> **MATERIAL PROVIDED**
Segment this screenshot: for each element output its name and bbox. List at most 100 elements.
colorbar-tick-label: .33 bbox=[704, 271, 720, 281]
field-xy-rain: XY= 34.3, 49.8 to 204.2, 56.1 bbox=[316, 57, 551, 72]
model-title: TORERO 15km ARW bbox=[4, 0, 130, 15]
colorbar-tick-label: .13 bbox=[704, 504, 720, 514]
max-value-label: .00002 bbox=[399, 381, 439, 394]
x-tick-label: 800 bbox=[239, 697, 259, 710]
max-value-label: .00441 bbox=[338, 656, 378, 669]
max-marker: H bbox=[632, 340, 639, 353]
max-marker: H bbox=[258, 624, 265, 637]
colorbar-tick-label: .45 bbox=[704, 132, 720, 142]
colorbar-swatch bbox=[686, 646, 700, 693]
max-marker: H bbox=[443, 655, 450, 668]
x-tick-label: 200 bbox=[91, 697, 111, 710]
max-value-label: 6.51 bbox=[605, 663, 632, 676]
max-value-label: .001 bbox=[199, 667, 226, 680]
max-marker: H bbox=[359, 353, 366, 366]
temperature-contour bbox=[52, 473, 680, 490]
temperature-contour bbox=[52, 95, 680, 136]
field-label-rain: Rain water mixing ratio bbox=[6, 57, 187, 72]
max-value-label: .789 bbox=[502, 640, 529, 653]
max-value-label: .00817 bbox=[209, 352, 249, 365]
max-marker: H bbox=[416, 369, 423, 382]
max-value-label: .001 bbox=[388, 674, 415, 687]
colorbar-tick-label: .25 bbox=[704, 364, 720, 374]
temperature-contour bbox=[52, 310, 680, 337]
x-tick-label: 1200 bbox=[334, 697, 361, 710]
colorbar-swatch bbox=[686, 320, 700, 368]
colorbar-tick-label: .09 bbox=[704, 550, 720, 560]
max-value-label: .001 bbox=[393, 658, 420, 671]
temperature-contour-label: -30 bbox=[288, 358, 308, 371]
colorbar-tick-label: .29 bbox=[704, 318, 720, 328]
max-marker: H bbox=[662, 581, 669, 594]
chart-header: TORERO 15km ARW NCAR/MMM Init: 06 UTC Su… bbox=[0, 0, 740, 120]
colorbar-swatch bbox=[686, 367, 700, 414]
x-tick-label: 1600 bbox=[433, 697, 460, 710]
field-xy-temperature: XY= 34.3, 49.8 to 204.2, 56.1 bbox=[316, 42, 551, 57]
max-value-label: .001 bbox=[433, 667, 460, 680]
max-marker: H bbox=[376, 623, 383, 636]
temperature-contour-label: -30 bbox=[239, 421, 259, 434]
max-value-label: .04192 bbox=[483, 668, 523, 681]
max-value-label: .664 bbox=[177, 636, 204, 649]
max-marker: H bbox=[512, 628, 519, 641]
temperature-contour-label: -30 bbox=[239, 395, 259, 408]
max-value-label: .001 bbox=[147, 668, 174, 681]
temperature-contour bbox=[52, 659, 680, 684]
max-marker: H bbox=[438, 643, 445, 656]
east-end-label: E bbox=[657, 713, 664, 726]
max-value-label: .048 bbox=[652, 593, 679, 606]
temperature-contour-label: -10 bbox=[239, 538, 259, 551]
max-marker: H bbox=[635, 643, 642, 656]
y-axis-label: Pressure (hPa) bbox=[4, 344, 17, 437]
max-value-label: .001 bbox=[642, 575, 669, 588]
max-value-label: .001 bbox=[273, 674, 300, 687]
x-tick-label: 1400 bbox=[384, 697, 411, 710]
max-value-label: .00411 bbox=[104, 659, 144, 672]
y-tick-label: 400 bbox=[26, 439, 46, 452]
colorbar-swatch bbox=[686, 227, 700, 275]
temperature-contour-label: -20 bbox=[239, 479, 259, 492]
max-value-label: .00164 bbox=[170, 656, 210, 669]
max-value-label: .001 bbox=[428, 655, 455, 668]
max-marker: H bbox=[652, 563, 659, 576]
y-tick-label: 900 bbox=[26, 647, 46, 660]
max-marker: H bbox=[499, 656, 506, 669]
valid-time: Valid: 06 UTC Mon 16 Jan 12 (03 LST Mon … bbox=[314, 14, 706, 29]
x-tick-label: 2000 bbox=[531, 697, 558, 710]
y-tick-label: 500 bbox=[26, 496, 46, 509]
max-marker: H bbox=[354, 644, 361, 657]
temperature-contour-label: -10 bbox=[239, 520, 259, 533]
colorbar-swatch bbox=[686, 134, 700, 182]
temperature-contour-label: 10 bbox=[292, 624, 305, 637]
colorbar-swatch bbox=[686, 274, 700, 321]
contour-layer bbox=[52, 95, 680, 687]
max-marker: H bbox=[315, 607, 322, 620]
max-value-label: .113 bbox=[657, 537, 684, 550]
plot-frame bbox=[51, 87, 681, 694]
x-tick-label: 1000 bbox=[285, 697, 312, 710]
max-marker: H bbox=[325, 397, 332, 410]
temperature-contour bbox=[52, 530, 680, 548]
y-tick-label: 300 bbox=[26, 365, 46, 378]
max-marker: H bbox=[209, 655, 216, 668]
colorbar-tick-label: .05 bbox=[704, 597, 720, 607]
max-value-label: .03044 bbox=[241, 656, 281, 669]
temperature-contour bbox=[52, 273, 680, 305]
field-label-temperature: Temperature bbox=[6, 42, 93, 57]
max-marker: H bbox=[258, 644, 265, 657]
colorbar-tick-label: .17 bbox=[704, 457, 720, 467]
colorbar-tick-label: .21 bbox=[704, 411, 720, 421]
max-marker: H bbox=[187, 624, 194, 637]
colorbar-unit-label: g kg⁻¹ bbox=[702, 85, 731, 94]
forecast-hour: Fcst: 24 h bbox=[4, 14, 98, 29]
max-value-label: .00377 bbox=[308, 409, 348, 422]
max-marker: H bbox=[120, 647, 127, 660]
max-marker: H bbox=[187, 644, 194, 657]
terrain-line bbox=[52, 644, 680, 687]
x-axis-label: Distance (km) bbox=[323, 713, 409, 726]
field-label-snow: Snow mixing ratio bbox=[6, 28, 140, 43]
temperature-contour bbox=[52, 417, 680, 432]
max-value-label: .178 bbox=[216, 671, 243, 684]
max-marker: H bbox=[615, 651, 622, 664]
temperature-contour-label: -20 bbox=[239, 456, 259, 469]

> **WHAT YOU ARE ASKED TO DO**
Retype all of the rows above verbatim, from the first line to the last.

> **FINISHED EXERCISE**
Segment this screenshot: for each element output its name and bbox. List at most 100 elements.
colorbar-tick-label: .33 bbox=[704, 271, 720, 281]
field-xy-rain: XY= 34.3, 49.8 to 204.2, 56.1 bbox=[316, 57, 551, 72]
model-title: TORERO 15km ARW bbox=[4, 0, 130, 15]
colorbar-tick-label: .13 bbox=[704, 504, 720, 514]
max-value-label: .00002 bbox=[399, 381, 439, 394]
x-tick-label: 800 bbox=[239, 697, 259, 710]
max-value-label: .00441 bbox=[338, 656, 378, 669]
max-marker: H bbox=[632, 340, 639, 353]
max-marker: H bbox=[258, 624, 265, 637]
colorbar-tick-label: .45 bbox=[704, 132, 720, 142]
colorbar-swatch bbox=[686, 646, 700, 693]
max-marker: H bbox=[443, 655, 450, 668]
x-tick-label: 200 bbox=[91, 697, 111, 710]
max-value-label: 6.51 bbox=[605, 663, 632, 676]
max-value-label: .001 bbox=[199, 667, 226, 680]
max-marker: H bbox=[359, 353, 366, 366]
temperature-contour bbox=[52, 473, 680, 490]
temperature-contour bbox=[52, 95, 680, 136]
field-label-rain: Rain water mixing ratio bbox=[6, 57, 187, 72]
max-value-label: .789 bbox=[502, 640, 529, 653]
max-value-label: .00817 bbox=[209, 352, 249, 365]
max-marker: H bbox=[416, 369, 423, 382]
max-value-label: .001 bbox=[388, 674, 415, 687]
colorbar-tick-label: .25 bbox=[704, 364, 720, 374]
temperature-contour bbox=[52, 310, 680, 337]
x-tick-label: 1200 bbox=[334, 697, 361, 710]
colorbar-swatch bbox=[686, 320, 700, 368]
colorbar-tick-label: .09 bbox=[704, 550, 720, 560]
max-value-label: .001 bbox=[393, 658, 420, 671]
temperature-contour-label: -30 bbox=[288, 358, 308, 371]
colorbar-tick-label: .29 bbox=[704, 318, 720, 328]
max-marker: H bbox=[662, 581, 669, 594]
chart-header: TORERO 15km ARW NCAR/MMM Init: 06 UTC Su… bbox=[0, 0, 740, 120]
colorbar-swatch bbox=[686, 367, 700, 414]
x-tick-label: 1600 bbox=[433, 697, 460, 710]
field-xy-temperature: XY= 34.3, 49.8 to 204.2, 56.1 bbox=[316, 42, 551, 57]
max-value-label: .001 bbox=[433, 667, 460, 680]
max-marker: H bbox=[376, 623, 383, 636]
temperature-contour-label: -30 bbox=[239, 421, 259, 434]
max-value-label: .04192 bbox=[483, 668, 523, 681]
max-value-label: .664 bbox=[177, 636, 204, 649]
max-marker: H bbox=[512, 628, 519, 641]
temperature-contour-label: -30 bbox=[239, 395, 259, 408]
max-value-label: .001 bbox=[147, 668, 174, 681]
temperature-contour bbox=[52, 659, 680, 684]
max-marker: H bbox=[438, 643, 445, 656]
east-end-label: E bbox=[657, 713, 664, 726]
max-value-label: .048 bbox=[652, 593, 679, 606]
temperature-contour-label: -10 bbox=[239, 538, 259, 551]
max-marker: H bbox=[635, 643, 642, 656]
y-axis-label: Pressure (hPa) bbox=[4, 344, 17, 437]
max-value-label: .001 bbox=[642, 575, 669, 588]
max-value-label: .001 bbox=[273, 674, 300, 687]
x-tick-label: 1400 bbox=[384, 697, 411, 710]
max-value-label: .00411 bbox=[104, 659, 144, 672]
y-tick-label: 400 bbox=[26, 439, 46, 452]
colorbar-swatch bbox=[686, 227, 700, 275]
temperature-contour-label: -20 bbox=[239, 479, 259, 492]
max-value-label: .00164 bbox=[170, 656, 210, 669]
max-value-label: .001 bbox=[428, 655, 455, 668]
max-marker: H bbox=[652, 563, 659, 576]
y-tick-label: 900 bbox=[26, 647, 46, 660]
max-marker: H bbox=[499, 656, 506, 669]
valid-time: Valid: 06 UTC Mon 16 Jan 12 (03 LST Mon … bbox=[314, 14, 706, 29]
x-tick-label: 2000 bbox=[531, 697, 558, 710]
y-tick-label: 500 bbox=[26, 496, 46, 509]
max-marker: H bbox=[354, 644, 361, 657]
temperature-contour-label: -10 bbox=[239, 520, 259, 533]
colorbar-swatch bbox=[686, 134, 700, 182]
temperature-contour-label: 10 bbox=[292, 624, 305, 637]
colorbar-swatch bbox=[686, 274, 700, 321]
contour-layer bbox=[52, 95, 680, 687]
max-marker: H bbox=[315, 607, 322, 620]
max-value-label: .113 bbox=[657, 537, 684, 550]
plot-frame bbox=[51, 87, 681, 694]
x-tick-label: 1000 bbox=[285, 697, 312, 710]
max-marker: H bbox=[325, 397, 332, 410]
temperature-contour bbox=[52, 530, 680, 548]
y-tick-label: 300 bbox=[26, 365, 46, 378]
max-marker: H bbox=[209, 655, 216, 668]
colorbar-tick-label: .05 bbox=[704, 597, 720, 607]
max-value-label: .03044 bbox=[241, 656, 281, 669]
temperature-contour bbox=[52, 273, 680, 305]
field-label-temperature: Temperature bbox=[6, 42, 93, 57]
max-marker: H bbox=[258, 644, 265, 657]
colorbar-tick-label: .17 bbox=[704, 457, 720, 467]
colorbar-tick-label: .21 bbox=[704, 411, 720, 421]
max-marker: H bbox=[187, 624, 194, 637]
colorbar-unit-label: g kg⁻¹ bbox=[702, 85, 731, 94]
forecast-hour: Fcst: 24 h bbox=[4, 14, 98, 29]
max-value-label: .00377 bbox=[308, 409, 348, 422]
max-marker: H bbox=[120, 647, 127, 660]
max-marker: H bbox=[187, 644, 194, 657]
terrain-line bbox=[52, 644, 680, 687]
x-axis-label: Distance (km) bbox=[323, 713, 409, 726]
field-label-snow: Snow mixing ratio bbox=[6, 28, 140, 43]
temperature-contour bbox=[52, 417, 680, 432]
max-value-label: .178 bbox=[216, 671, 243, 684]
max-marker: H bbox=[615, 651, 622, 664]
temperature-contour-label: -20 bbox=[239, 456, 259, 469]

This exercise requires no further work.